TO DO: Lift every line from the entries that includes the word "Growth".

RECORDS SUPPLIED:

+++

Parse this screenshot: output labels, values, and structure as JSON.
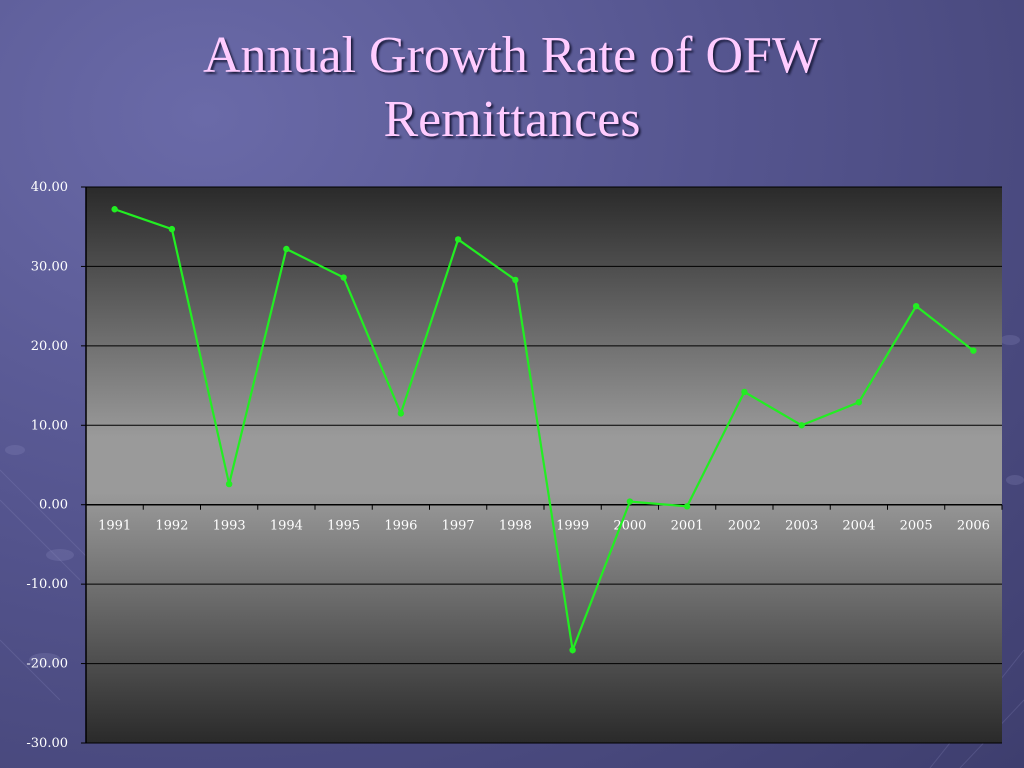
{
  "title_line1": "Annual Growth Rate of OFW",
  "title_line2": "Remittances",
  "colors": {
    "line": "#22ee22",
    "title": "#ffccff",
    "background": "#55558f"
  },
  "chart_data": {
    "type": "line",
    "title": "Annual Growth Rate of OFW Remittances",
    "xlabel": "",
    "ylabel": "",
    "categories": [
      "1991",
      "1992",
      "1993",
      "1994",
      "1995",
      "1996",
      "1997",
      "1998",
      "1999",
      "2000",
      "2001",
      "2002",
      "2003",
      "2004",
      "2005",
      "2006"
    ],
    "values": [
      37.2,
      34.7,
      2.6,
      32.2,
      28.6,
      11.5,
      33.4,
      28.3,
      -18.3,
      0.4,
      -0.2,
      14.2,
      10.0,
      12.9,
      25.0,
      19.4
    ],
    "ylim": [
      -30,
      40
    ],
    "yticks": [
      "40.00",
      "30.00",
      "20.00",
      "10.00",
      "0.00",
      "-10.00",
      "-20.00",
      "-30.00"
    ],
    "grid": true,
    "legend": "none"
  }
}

+++

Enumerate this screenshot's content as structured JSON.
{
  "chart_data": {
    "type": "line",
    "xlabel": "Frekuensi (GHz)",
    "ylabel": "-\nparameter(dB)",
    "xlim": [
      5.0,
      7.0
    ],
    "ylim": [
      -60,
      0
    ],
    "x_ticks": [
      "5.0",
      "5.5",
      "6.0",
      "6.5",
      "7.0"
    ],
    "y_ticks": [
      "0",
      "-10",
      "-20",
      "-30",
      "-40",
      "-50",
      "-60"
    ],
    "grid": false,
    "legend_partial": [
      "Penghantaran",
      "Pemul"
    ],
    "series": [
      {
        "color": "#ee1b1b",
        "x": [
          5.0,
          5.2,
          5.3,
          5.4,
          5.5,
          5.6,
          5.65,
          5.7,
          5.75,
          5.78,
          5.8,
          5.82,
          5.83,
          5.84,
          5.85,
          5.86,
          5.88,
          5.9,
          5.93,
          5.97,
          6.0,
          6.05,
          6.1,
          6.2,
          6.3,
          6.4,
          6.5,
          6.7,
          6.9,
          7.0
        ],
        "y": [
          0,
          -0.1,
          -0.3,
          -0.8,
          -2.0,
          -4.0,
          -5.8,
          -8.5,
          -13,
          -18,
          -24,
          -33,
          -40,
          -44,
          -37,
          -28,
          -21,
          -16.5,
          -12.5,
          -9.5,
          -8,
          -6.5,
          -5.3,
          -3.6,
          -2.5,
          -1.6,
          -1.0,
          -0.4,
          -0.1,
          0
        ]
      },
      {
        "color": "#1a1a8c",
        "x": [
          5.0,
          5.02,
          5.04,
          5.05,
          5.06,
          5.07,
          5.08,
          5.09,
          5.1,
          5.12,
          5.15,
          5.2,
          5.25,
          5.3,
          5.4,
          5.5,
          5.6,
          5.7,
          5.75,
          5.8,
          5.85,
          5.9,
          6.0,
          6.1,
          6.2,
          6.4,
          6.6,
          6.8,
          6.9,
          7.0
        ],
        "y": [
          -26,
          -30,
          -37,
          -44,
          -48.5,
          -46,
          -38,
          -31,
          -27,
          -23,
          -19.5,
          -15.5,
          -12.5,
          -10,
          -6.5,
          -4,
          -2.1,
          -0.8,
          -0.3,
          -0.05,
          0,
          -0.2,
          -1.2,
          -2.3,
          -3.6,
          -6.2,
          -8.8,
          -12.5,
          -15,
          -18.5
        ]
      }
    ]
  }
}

+++

TASK ANSWER:
  "title_line1": "Annual Growth Rate of OFW",
    "title": "Annual Growth Rate of OFW Remittances",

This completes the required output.